(Lines of data)
>>>
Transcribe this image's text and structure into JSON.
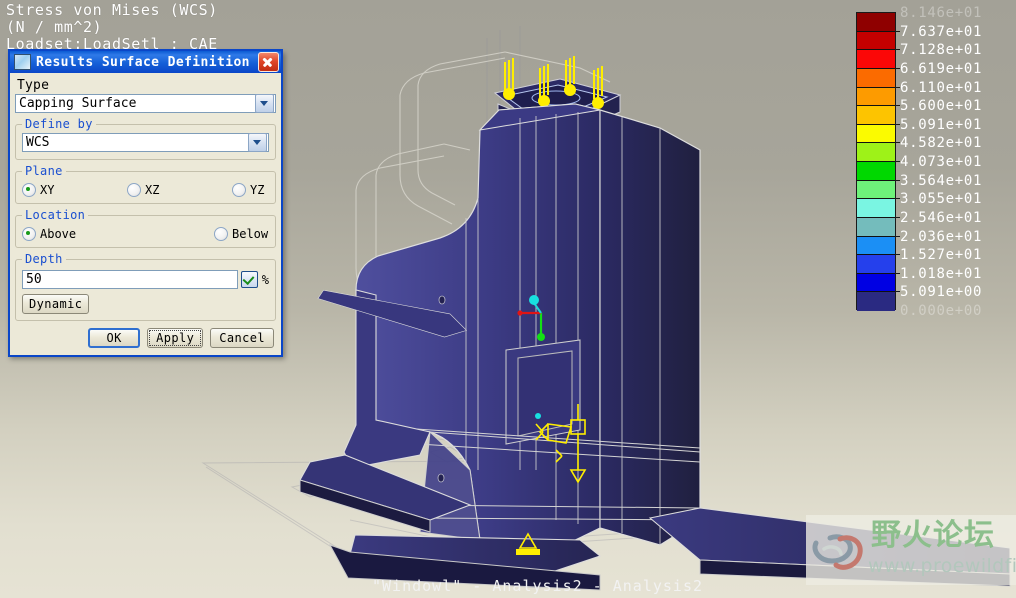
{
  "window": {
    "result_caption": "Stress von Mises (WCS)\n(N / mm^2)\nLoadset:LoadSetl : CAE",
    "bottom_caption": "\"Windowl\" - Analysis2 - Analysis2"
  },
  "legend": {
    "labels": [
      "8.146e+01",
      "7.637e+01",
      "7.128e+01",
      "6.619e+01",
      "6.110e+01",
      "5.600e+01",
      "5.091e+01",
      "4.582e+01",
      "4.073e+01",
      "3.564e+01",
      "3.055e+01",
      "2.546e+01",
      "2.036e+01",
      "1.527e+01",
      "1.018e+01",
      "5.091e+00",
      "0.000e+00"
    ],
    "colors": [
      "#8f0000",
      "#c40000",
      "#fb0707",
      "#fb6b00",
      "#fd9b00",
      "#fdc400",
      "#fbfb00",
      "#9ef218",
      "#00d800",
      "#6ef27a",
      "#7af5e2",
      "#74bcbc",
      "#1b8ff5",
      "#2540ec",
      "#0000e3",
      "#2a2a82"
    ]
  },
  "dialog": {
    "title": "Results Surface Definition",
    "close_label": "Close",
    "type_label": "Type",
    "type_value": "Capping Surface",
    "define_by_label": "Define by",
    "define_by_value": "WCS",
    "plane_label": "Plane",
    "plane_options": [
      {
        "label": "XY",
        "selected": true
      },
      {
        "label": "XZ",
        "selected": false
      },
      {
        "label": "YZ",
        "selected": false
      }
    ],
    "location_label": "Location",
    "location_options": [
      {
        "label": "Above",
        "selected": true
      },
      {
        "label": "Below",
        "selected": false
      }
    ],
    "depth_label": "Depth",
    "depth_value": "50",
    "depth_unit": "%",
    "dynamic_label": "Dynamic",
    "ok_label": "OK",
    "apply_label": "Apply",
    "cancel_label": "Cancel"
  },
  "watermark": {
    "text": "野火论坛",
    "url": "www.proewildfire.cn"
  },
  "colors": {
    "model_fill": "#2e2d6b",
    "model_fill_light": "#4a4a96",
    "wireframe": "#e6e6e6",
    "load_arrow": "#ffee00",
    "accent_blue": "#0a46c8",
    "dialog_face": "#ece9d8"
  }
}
<<<
Directive -
Keep the pictures out of the copy and return the rest of the data above exactly.

Written solution -
Transcribe this image's text and structure into JSON.
{
  "window": {
    "result_caption": "Stress von Mises (WCS)\n(N / mm^2)\nLoadset:LoadSetl : CAE",
    "bottom_caption": "\"Windowl\" - Analysis2 - Analysis2"
  },
  "legend": {
    "labels": [
      "8.146e+01",
      "7.637e+01",
      "7.128e+01",
      "6.619e+01",
      "6.110e+01",
      "5.600e+01",
      "5.091e+01",
      "4.582e+01",
      "4.073e+01",
      "3.564e+01",
      "3.055e+01",
      "2.546e+01",
      "2.036e+01",
      "1.527e+01",
      "1.018e+01",
      "5.091e+00",
      "0.000e+00"
    ],
    "colors": [
      "#8f0000",
      "#c40000",
      "#fb0707",
      "#fb6b00",
      "#fd9b00",
      "#fdc400",
      "#fbfb00",
      "#9ef218",
      "#00d800",
      "#6ef27a",
      "#7af5e2",
      "#74bcbc",
      "#1b8ff5",
      "#2540ec",
      "#0000e3",
      "#2a2a82"
    ]
  },
  "dialog": {
    "title": "Results Surface Definition",
    "close_label": "Close",
    "type_label": "Type",
    "type_value": "Capping Surface",
    "define_by_label": "Define by",
    "define_by_value": "WCS",
    "plane_label": "Plane",
    "plane_options": [
      {
        "label": "XY",
        "selected": true
      },
      {
        "label": "XZ",
        "selected": false
      },
      {
        "label": "YZ",
        "selected": false
      }
    ],
    "location_label": "Location",
    "location_options": [
      {
        "label": "Above",
        "selected": true
      },
      {
        "label": "Below",
        "selected": false
      }
    ],
    "depth_label": "Depth",
    "depth_value": "50",
    "depth_unit": "%",
    "dynamic_label": "Dynamic",
    "ok_label": "OK",
    "apply_label": "Apply",
    "cancel_label": "Cancel"
  },
  "watermark": {
    "text": "野火论坛",
    "url": "www.proewildfire.cn"
  },
  "colors": {
    "model_fill": "#2e2d6b",
    "model_fill_light": "#4a4a96",
    "wireframe": "#e6e6e6",
    "load_arrow": "#ffee00",
    "accent_blue": "#0a46c8",
    "dialog_face": "#ece9d8"
  }
}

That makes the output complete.